THE TASK:
Transcribe the material in full, exactly as written.

RECORDS SHOWN:
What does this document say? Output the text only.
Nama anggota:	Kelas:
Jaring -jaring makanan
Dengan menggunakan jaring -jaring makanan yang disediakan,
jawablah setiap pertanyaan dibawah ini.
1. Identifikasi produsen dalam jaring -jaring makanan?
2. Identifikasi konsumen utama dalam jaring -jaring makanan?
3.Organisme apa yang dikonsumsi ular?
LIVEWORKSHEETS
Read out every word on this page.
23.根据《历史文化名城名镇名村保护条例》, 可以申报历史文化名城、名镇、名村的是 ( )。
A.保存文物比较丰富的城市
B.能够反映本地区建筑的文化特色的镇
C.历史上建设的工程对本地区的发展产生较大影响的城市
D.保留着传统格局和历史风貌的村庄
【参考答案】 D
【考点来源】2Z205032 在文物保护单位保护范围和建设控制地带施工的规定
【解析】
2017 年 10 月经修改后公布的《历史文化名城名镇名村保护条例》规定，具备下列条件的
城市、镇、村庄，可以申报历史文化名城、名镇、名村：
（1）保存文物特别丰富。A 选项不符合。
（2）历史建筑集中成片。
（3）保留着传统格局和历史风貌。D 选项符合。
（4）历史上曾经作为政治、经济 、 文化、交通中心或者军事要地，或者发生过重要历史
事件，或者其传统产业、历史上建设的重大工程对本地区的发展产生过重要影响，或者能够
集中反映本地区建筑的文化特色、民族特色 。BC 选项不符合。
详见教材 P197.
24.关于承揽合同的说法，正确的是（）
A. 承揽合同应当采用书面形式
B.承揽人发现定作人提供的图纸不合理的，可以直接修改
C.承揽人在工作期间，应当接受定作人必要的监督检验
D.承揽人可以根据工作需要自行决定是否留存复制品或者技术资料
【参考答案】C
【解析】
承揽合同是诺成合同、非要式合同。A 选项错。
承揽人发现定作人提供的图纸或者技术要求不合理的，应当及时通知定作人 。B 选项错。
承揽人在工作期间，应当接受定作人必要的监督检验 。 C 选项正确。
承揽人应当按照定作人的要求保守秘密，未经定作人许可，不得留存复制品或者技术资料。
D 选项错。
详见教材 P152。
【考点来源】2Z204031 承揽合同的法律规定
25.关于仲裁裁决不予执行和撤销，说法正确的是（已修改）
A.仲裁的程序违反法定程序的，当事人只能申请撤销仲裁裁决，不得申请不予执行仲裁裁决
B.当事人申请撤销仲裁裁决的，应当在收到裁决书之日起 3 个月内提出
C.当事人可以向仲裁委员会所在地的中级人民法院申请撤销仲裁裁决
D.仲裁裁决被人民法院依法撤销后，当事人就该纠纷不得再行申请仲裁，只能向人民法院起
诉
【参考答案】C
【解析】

TASK OUTPUT:
What does this document say? Output the text only.
Nama anggota:	Kelas:
Jaring -jaring makanan
Dengan menggunakan jaring -jaring makanan yang disediakan,
jawablah setiap pertanyaan dibawah ini.
1. Identifikasi produsen dalam jaring -jaring makanan?
2. Identifikasi konsumen utama dalam jaring -jaring makanan?
3.Organisme apa yang dikonsumsi ular?
LIVEWORKSHEETS
Read out every word on this page.
23.根据《历史文化名城名镇名村保护条例》, 可以申报历史文化名城、名镇、名村的是 ( )。
A.保存文物比较丰富的城市
B.能够反映本地区建筑的文化特色的镇
C.历史上建设的工程对本地区的发展产生较大影响的城市
D.保留着传统格局和历史风貌的村庄
【参考答案】 D
【考点来源】2Z205032 在文物保护单位保护范围和建设控制地带施工的规定
【解析】
2017 年 10 月经修改后公布的《历史文化名城名镇名村保护条例》规定，具备下列条件的
城市、镇、村庄，可以申报历史文化名城、名镇、名村：
（1）保存文物特别丰富。A 选项不符合。
（2）历史建筑集中成片。
（3）保留着传统格局和历史风貌。D 选项符合。
（4）历史上曾经作为政治、经济 、 文化、交通中心或者军事要地，或者发生过重要历史
事件，或者其传统产业、历史上建设的重大工程对本地区的发展产生过重要影响，或者能够
集中反映本地区建筑的文化特色、民族特色 。BC 选项不符合。
详见教材 P197.
24.关于承揽合同的说法，正确的是（）
A. 承揽合同应当采用书面形式
B.承揽人发现定作人提供的图纸不合理的，可以直接修改
C.承揽人在工作期间，应当接受定作人必要的监督检验
D.承揽人可以根据工作需要自行决定是否留存复制品或者技术资料
【参考答案】C
【解析】
承揽合同是诺成合同、非要式合同。A 选项错。
承揽人发现定作人提供的图纸或者技术要求不合理的，应当及时通知定作人 。B 选项错。
承揽人在工作期间，应当接受定作人必要的监督检验 。 C 选项正确。
承揽人应当按照定作人的要求保守秘密，未经定作人许可，不得留存复制品或者技术资料。
D 选项错。
详见教材 P152。
【考点来源】2Z204031 承揽合同的法律规定
25.关于仲裁裁决不予执行和撤销，说法正确的是（已修改）
A.仲裁的程序违反法定程序的，当事人只能申请撤销仲裁裁决，不得申请不予执行仲裁裁决
B.当事人申请撤销仲裁裁决的，应当在收到裁决书之日起 3 个月内提出
C.当事人可以向仲裁委员会所在地的中级人民法院申请撤销仲裁裁决
D.仲裁裁决被人民法院依法撤销后，当事人就该纠纷不得再行申请仲裁，只能向人民法院起
诉
【参考答案】C
【解析】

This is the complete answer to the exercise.